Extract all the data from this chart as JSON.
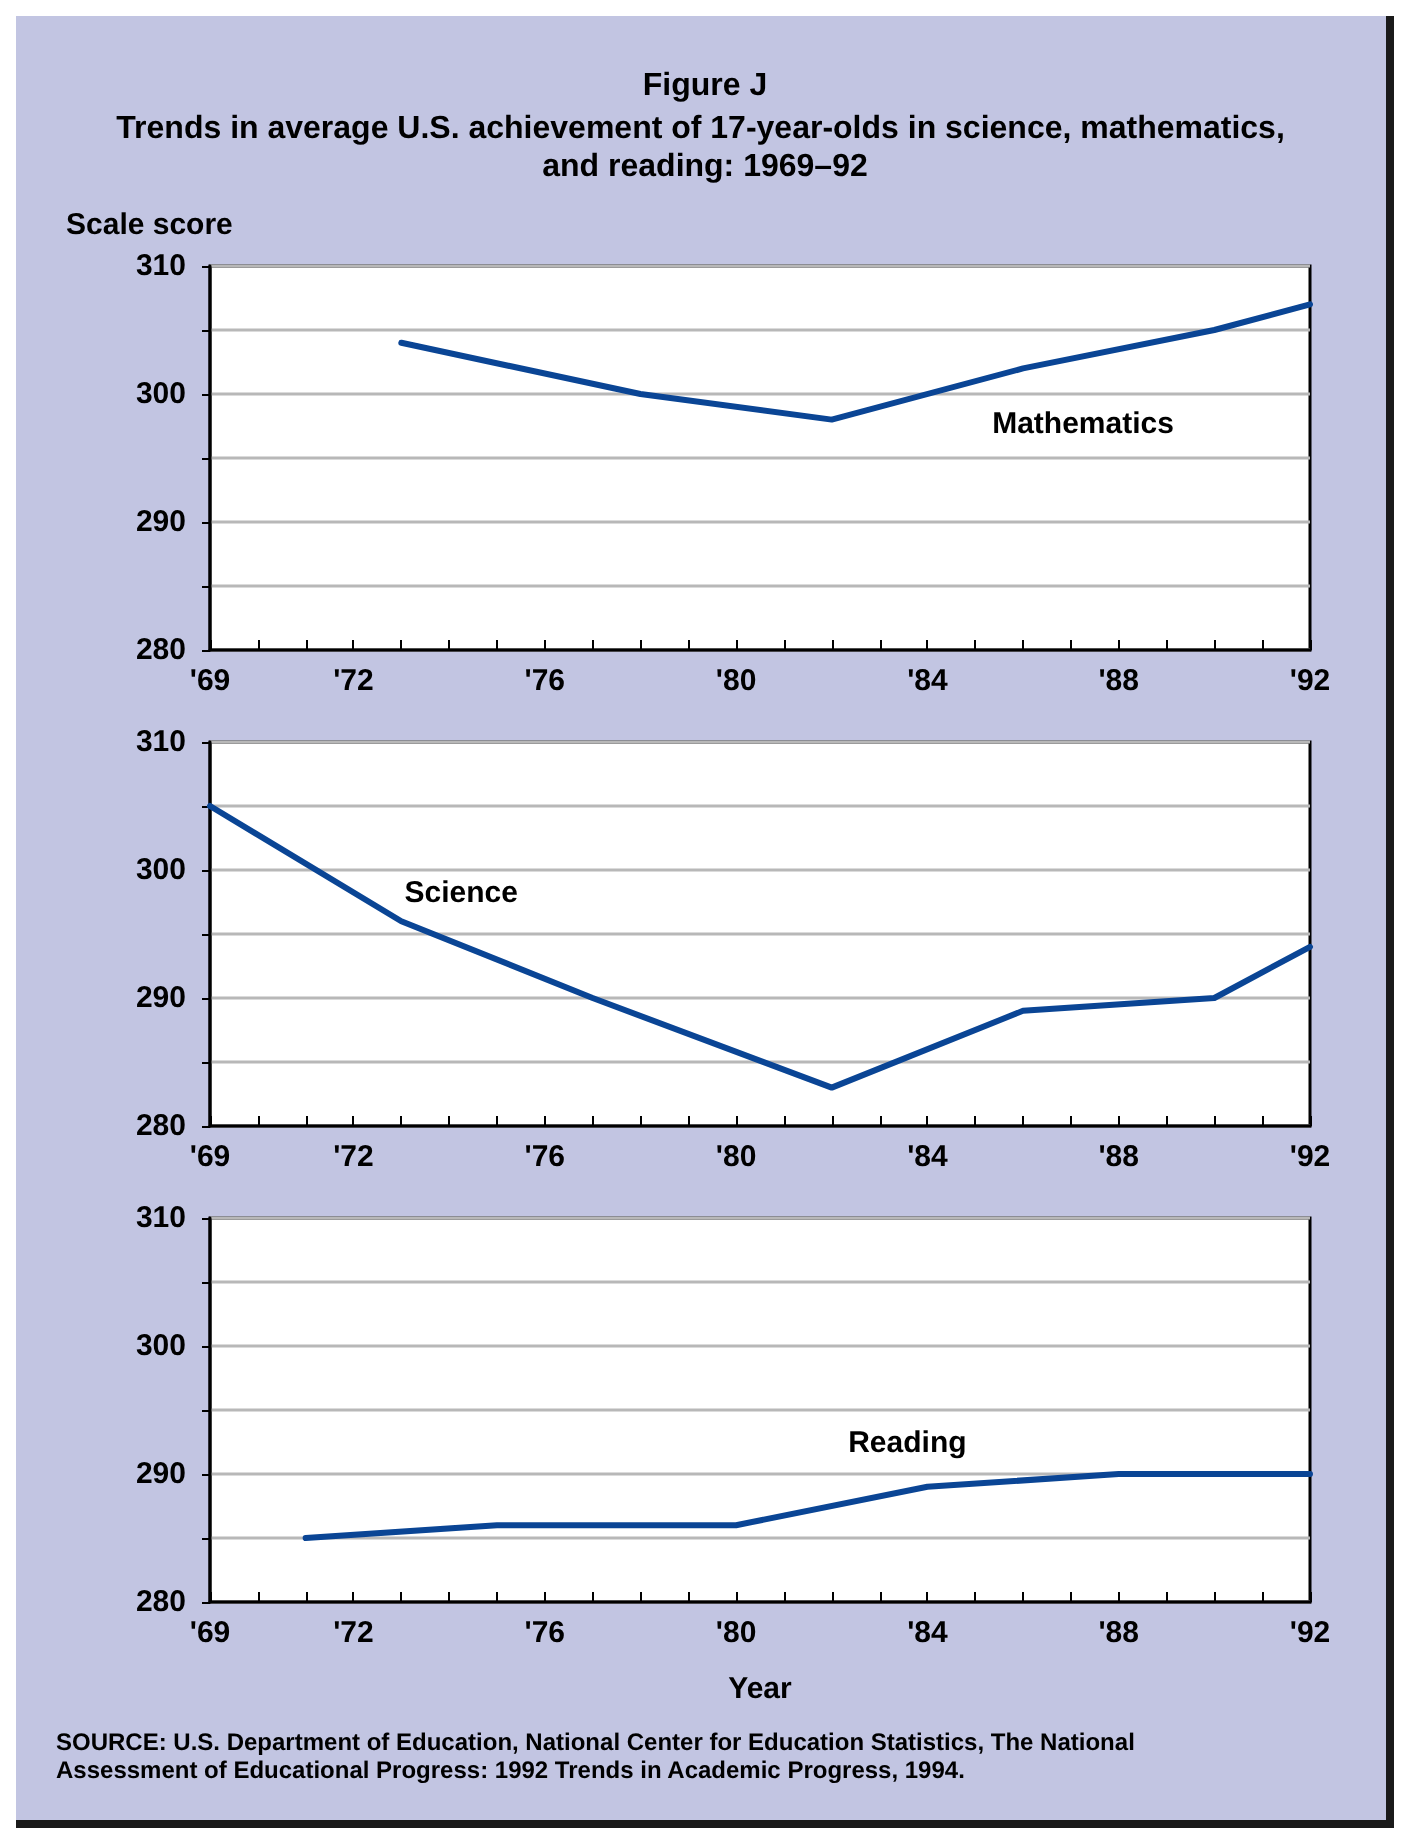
{
  "chart_data": [
    {
      "type": "line",
      "title": "Figure J",
      "subtitle": "Trends in average U.S. achievement of 17-year-olds in science, mathematics, and reading: 1969–92",
      "ylabel": "Scale score",
      "x": [
        1973,
        1978,
        1982,
        1986,
        1990,
        1992
      ],
      "series": [
        {
          "name": "Mathematics",
          "color": "#0a4595",
          "values": [
            304,
            300,
            298,
            302,
            305,
            307
          ]
        }
      ],
      "xlim": [
        1969,
        1992
      ],
      "ylim": [
        280,
        310
      ],
      "xticks": [
        {
          "value": 1969,
          "label": "'69"
        },
        {
          "value": 1970,
          "label": null
        },
        {
          "value": 1971,
          "label": null
        },
        {
          "value": 1972,
          "label": "'72"
        },
        {
          "value": 1973,
          "label": null
        },
        {
          "value": 1974,
          "label": null
        },
        {
          "value": 1975,
          "label": null
        },
        {
          "value": 1976,
          "label": "'76"
        },
        {
          "value": 1977,
          "label": null
        },
        {
          "value": 1978,
          "label": null
        },
        {
          "value": 1979,
          "label": null
        },
        {
          "value": 1980,
          "label": "'80"
        },
        {
          "value": 1981,
          "label": null
        },
        {
          "value": 1982,
          "label": null
        },
        {
          "value": 1983,
          "label": null
        },
        {
          "value": 1984,
          "label": "'84"
        },
        {
          "value": 1985,
          "label": null
        },
        {
          "value": 1986,
          "label": null
        },
        {
          "value": 1987,
          "label": null
        },
        {
          "value": 1988,
          "label": "'88"
        },
        {
          "value": 1989,
          "label": null
        },
        {
          "value": 1990,
          "label": null
        },
        {
          "value": 1991,
          "label": null
        },
        {
          "value": 1992,
          "label": "'92"
        }
      ],
      "yticks": [
        280,
        {
          "value": 285,
          "label": null
        },
        290,
        {
          "value": 295,
          "label": null
        },
        300,
        {
          "value": 305,
          "label": null
        },
        310
      ],
      "grid": "y",
      "legend": false,
      "marker": "none",
      "line_style": "solid"
    },
    {
      "type": "line",
      "x": [
        1969,
        1973,
        1977,
        1982,
        1986,
        1990,
        1992
      ],
      "series": [
        {
          "name": "Science",
          "color": "#0a4595",
          "values": [
            305,
            296,
            290,
            283,
            289,
            290,
            294
          ]
        }
      ],
      "xlim": [
        1969,
        1992
      ],
      "ylim": [
        280,
        310
      ],
      "xticks": [
        {
          "value": 1969,
          "label": "'69"
        },
        {
          "value": 1970,
          "label": null
        },
        {
          "value": 1971,
          "label": null
        },
        {
          "value": 1972,
          "label": "'72"
        },
        {
          "value": 1973,
          "label": null
        },
        {
          "value": 1974,
          "label": null
        },
        {
          "value": 1975,
          "label": null
        },
        {
          "value": 1976,
          "label": "'76"
        },
        {
          "value": 1977,
          "label": null
        },
        {
          "value": 1978,
          "label": null
        },
        {
          "value": 1979,
          "label": null
        },
        {
          "value": 1980,
          "label": "'80"
        },
        {
          "value": 1981,
          "label": null
        },
        {
          "value": 1982,
          "label": null
        },
        {
          "value": 1983,
          "label": null
        },
        {
          "value": 1984,
          "label": "'84"
        },
        {
          "value": 1985,
          "label": null
        },
        {
          "value": 1986,
          "label": null
        },
        {
          "value": 1987,
          "label": null
        },
        {
          "value": 1988,
          "label": "'88"
        },
        {
          "value": 1989,
          "label": null
        },
        {
          "value": 1990,
          "label": null
        },
        {
          "value": 1991,
          "label": null
        },
        {
          "value": 1992,
          "label": "'92"
        }
      ],
      "yticks": [
        280,
        {
          "value": 285,
          "label": null
        },
        290,
        {
          "value": 295,
          "label": null
        },
        300,
        {
          "value": 305,
          "label": null
        },
        310
      ],
      "grid": "y",
      "legend": false,
      "marker": "none",
      "line_style": "solid"
    },
    {
      "type": "line",
      "xlabel": "Year",
      "x": [
        1971,
        1975,
        1980,
        1984,
        1988,
        1990,
        1992
      ],
      "series": [
        {
          "name": "Reading",
          "color": "#0a4595",
          "values": [
            285,
            286,
            286,
            289,
            290,
            290,
            290
          ]
        }
      ],
      "xlim": [
        1969,
        1992
      ],
      "ylim": [
        280,
        310
      ],
      "xticks": [
        {
          "value": 1969,
          "label": "'69"
        },
        {
          "value": 1970,
          "label": null
        },
        {
          "value": 1971,
          "label": null
        },
        {
          "value": 1972,
          "label": "'72"
        },
        {
          "value": 1973,
          "label": null
        },
        {
          "value": 1974,
          "label": null
        },
        {
          "value": 1975,
          "label": null
        },
        {
          "value": 1976,
          "label": "'76"
        },
        {
          "value": 1977,
          "label": null
        },
        {
          "value": 1978,
          "label": null
        },
        {
          "value": 1979,
          "label": null
        },
        {
          "value": 1980,
          "label": "'80"
        },
        {
          "value": 1981,
          "label": null
        },
        {
          "value": 1982,
          "label": null
        },
        {
          "value": 1983,
          "label": null
        },
        {
          "value": 1984,
          "label": "'84"
        },
        {
          "value": 1985,
          "label": null
        },
        {
          "value": 1986,
          "label": null
        },
        {
          "value": 1987,
          "label": null
        },
        {
          "value": 1988,
          "label": "'88"
        },
        {
          "value": 1989,
          "label": null
        },
        {
          "value": 1990,
          "label": null
        },
        {
          "value": 1991,
          "label": null
        },
        {
          "value": 1992,
          "label": "'92"
        }
      ],
      "yticks": [
        280,
        {
          "value": 285,
          "label": null
        },
        290,
        {
          "value": 295,
          "label": null
        },
        300,
        {
          "value": 305,
          "label": null
        },
        310
      ],
      "grid": "y",
      "legend": false,
      "marker": "none",
      "line_style": "solid",
      "annotations": [
        "SOURCE: U.S. Department of Education, National Center for Education Statistics, The National Assessment of Educational Progress: 1992 Trends in Academic Progress, 1994."
      ]
    }
  ]
}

• [Task requirements]:
Print the records above exactly as they stand, but leave out the pictures.

• [Final answer]:
Extract all the data from this chart as JSON.
{
  "chart_data": [
    {
      "type": "line",
      "title": "Figure J",
      "subtitle": "Trends in average U.S. achievement of 17-year-olds in science, mathematics, and reading: 1969–92",
      "ylabel": "Scale score",
      "x": [
        1973,
        1978,
        1982,
        1986,
        1990,
        1992
      ],
      "series": [
        {
          "name": "Mathematics",
          "color": "#0a4595",
          "values": [
            304,
            300,
            298,
            302,
            305,
            307
          ]
        }
      ],
      "xlim": [
        1969,
        1992
      ],
      "ylim": [
        280,
        310
      ],
      "xticks": [
        {
          "value": 1969,
          "label": "'69"
        },
        {
          "value": 1970,
          "label": null
        },
        {
          "value": 1971,
          "label": null
        },
        {
          "value": 1972,
          "label": "'72"
        },
        {
          "value": 1973,
          "label": null
        },
        {
          "value": 1974,
          "label": null
        },
        {
          "value": 1975,
          "label": null
        },
        {
          "value": 1976,
          "label": "'76"
        },
        {
          "value": 1977,
          "label": null
        },
        {
          "value": 1978,
          "label": null
        },
        {
          "value": 1979,
          "label": null
        },
        {
          "value": 1980,
          "label": "'80"
        },
        {
          "value": 1981,
          "label": null
        },
        {
          "value": 1982,
          "label": null
        },
        {
          "value": 1983,
          "label": null
        },
        {
          "value": 1984,
          "label": "'84"
        },
        {
          "value": 1985,
          "label": null
        },
        {
          "value": 1986,
          "label": null
        },
        {
          "value": 1987,
          "label": null
        },
        {
          "value": 1988,
          "label": "'88"
        },
        {
          "value": 1989,
          "label": null
        },
        {
          "value": 1990,
          "label": null
        },
        {
          "value": 1991,
          "label": null
        },
        {
          "value": 1992,
          "label": "'92"
        }
      ],
      "yticks": [
        280,
        {
          "value": 285,
          "label": null
        },
        290,
        {
          "value": 295,
          "label": null
        },
        300,
        {
          "value": 305,
          "label": null
        },
        310
      ],
      "grid": "y",
      "legend": false,
      "marker": "none",
      "line_style": "solid"
    },
    {
      "type": "line",
      "x": [
        1969,
        1973,
        1977,
        1982,
        1986,
        1990,
        1992
      ],
      "series": [
        {
          "name": "Science",
          "color": "#0a4595",
          "values": [
            305,
            296,
            290,
            283,
            289,
            290,
            294
          ]
        }
      ],
      "xlim": [
        1969,
        1992
      ],
      "ylim": [
        280,
        310
      ],
      "xticks": [
        {
          "value": 1969,
          "label": "'69"
        },
        {
          "value": 1970,
          "label": null
        },
        {
          "value": 1971,
          "label": null
        },
        {
          "value": 1972,
          "label": "'72"
        },
        {
          "value": 1973,
          "label": null
        },
        {
          "value": 1974,
          "label": null
        },
        {
          "value": 1975,
          "label": null
        },
        {
          "value": 1976,
          "label": "'76"
        },
        {
          "value": 1977,
          "label": null
        },
        {
          "value": 1978,
          "label": null
        },
        {
          "value": 1979,
          "label": null
        },
        {
          "value": 1980,
          "label": "'80"
        },
        {
          "value": 1981,
          "label": null
        },
        {
          "value": 1982,
          "label": null
        },
        {
          "value": 1983,
          "label": null
        },
        {
          "value": 1984,
          "label": "'84"
        },
        {
          "value": 1985,
          "label": null
        },
        {
          "value": 1986,
          "label": null
        },
        {
          "value": 1987,
          "label": null
        },
        {
          "value": 1988,
          "label": "'88"
        },
        {
          "value": 1989,
          "label": null
        },
        {
          "value": 1990,
          "label": null
        },
        {
          "value": 1991,
          "label": null
        },
        {
          "value": 1992,
          "label": "'92"
        }
      ],
      "yticks": [
        280,
        {
          "value": 285,
          "label": null
        },
        290,
        {
          "value": 295,
          "label": null
        },
        300,
        {
          "value": 305,
          "label": null
        },
        310
      ],
      "grid": "y",
      "legend": false,
      "marker": "none",
      "line_style": "solid"
    },
    {
      "type": "line",
      "xlabel": "Year",
      "x": [
        1971,
        1975,
        1980,
        1984,
        1988,
        1990,
        1992
      ],
      "series": [
        {
          "name": "Reading",
          "color": "#0a4595",
          "values": [
            285,
            286,
            286,
            289,
            290,
            290,
            290
          ]
        }
      ],
      "xlim": [
        1969,
        1992
      ],
      "ylim": [
        280,
        310
      ],
      "xticks": [
        {
          "value": 1969,
          "label": "'69"
        },
        {
          "value": 1970,
          "label": null
        },
        {
          "value": 1971,
          "label": null
        },
        {
          "value": 1972,
          "label": "'72"
        },
        {
          "value": 1973,
          "label": null
        },
        {
          "value": 1974,
          "label": null
        },
        {
          "value": 1975,
          "label": null
        },
        {
          "value": 1976,
          "label": "'76"
        },
        {
          "value": 1977,
          "label": null
        },
        {
          "value": 1978,
          "label": null
        },
        {
          "value": 1979,
          "label": null
        },
        {
          "value": 1980,
          "label": "'80"
        },
        {
          "value": 1981,
          "label": null
        },
        {
          "value": 1982,
          "label": null
        },
        {
          "value": 1983,
          "label": null
        },
        {
          "value": 1984,
          "label": "'84"
        },
        {
          "value": 1985,
          "label": null
        },
        {
          "value": 1986,
          "label": null
        },
        {
          "value": 1987,
          "label": null
        },
        {
          "value": 1988,
          "label": "'88"
        },
        {
          "value": 1989,
          "label": null
        },
        {
          "value": 1990,
          "label": null
        },
        {
          "value": 1991,
          "label": null
        },
        {
          "value": 1992,
          "label": "'92"
        }
      ],
      "yticks": [
        280,
        {
          "value": 285,
          "label": null
        },
        290,
        {
          "value": 295,
          "label": null
        },
        300,
        {
          "value": 305,
          "label": null
        },
        310
      ],
      "grid": "y",
      "legend": false,
      "marker": "none",
      "line_style": "solid",
      "annotations": [
        "SOURCE: U.S. Department of Education, National Center for Education Statistics, The National Assessment of Educational Progress: 1992 Trends in Academic Progress, 1994."
      ]
    }
  ]
}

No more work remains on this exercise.